-- start Records shown --
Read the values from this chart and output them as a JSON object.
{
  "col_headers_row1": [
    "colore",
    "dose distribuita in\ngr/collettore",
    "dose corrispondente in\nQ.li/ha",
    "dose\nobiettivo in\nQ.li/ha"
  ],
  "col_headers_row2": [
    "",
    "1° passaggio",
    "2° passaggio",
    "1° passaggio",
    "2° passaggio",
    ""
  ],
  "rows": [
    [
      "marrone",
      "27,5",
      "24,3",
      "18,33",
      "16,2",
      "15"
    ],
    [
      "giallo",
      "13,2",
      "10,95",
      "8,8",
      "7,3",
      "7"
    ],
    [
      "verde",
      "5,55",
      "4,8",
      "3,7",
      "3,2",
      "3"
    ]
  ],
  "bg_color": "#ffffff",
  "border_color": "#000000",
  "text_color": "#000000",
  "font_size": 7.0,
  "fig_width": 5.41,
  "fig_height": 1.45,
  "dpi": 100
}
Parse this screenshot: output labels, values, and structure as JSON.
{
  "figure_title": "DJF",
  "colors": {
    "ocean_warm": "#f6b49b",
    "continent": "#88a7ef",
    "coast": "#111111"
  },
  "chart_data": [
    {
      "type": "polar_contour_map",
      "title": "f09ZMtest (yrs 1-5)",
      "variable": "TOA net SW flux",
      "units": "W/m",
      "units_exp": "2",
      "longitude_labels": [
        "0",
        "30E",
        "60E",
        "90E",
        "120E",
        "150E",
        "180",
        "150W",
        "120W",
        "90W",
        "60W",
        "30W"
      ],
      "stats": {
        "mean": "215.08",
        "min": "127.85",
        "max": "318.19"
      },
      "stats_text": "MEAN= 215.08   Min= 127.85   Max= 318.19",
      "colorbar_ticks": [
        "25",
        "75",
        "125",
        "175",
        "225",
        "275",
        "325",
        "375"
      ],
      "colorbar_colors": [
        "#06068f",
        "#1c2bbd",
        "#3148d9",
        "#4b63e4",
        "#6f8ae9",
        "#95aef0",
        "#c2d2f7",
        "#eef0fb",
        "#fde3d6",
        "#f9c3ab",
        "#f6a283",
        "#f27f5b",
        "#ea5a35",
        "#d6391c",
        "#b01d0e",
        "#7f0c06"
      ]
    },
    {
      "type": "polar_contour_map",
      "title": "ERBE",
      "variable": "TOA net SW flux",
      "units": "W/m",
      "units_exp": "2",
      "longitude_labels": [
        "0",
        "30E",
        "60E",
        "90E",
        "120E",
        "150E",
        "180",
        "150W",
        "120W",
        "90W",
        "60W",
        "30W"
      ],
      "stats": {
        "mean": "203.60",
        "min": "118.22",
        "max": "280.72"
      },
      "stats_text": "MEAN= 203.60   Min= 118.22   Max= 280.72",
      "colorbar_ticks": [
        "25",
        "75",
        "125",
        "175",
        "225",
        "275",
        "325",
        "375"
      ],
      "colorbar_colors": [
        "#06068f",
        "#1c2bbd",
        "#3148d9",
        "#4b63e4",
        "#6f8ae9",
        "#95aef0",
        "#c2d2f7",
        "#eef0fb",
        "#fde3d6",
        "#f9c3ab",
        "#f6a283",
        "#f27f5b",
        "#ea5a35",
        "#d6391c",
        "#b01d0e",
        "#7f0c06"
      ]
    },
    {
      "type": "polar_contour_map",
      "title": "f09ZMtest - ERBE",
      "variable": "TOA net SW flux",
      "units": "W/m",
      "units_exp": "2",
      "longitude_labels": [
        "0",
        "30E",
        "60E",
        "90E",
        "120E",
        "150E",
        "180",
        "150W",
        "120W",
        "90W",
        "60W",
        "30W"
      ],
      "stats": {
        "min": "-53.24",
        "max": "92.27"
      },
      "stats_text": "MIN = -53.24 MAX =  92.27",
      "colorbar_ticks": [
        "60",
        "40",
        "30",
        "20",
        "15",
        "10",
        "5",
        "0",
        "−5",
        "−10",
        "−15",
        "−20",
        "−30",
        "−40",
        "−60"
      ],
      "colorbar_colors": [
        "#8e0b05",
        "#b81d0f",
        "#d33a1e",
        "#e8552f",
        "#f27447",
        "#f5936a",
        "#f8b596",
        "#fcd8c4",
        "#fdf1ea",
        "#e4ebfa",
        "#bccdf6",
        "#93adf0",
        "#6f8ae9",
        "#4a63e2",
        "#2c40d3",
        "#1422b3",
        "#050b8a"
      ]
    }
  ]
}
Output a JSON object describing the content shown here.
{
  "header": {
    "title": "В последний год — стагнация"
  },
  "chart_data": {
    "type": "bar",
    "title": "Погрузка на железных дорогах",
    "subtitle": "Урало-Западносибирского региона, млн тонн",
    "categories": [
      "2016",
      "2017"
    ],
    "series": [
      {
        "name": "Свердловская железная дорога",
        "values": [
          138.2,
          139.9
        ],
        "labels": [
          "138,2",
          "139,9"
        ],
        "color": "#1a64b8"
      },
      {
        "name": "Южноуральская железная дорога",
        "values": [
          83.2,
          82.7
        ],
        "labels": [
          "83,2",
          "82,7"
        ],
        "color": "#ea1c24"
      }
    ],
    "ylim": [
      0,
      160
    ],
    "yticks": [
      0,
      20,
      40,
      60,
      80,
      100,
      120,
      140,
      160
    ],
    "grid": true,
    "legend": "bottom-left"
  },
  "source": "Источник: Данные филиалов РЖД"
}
-- end Records shown --
## Written task
Go over the records above line by line and count those holding the word "JSON". Reply only with the number.

## Result
3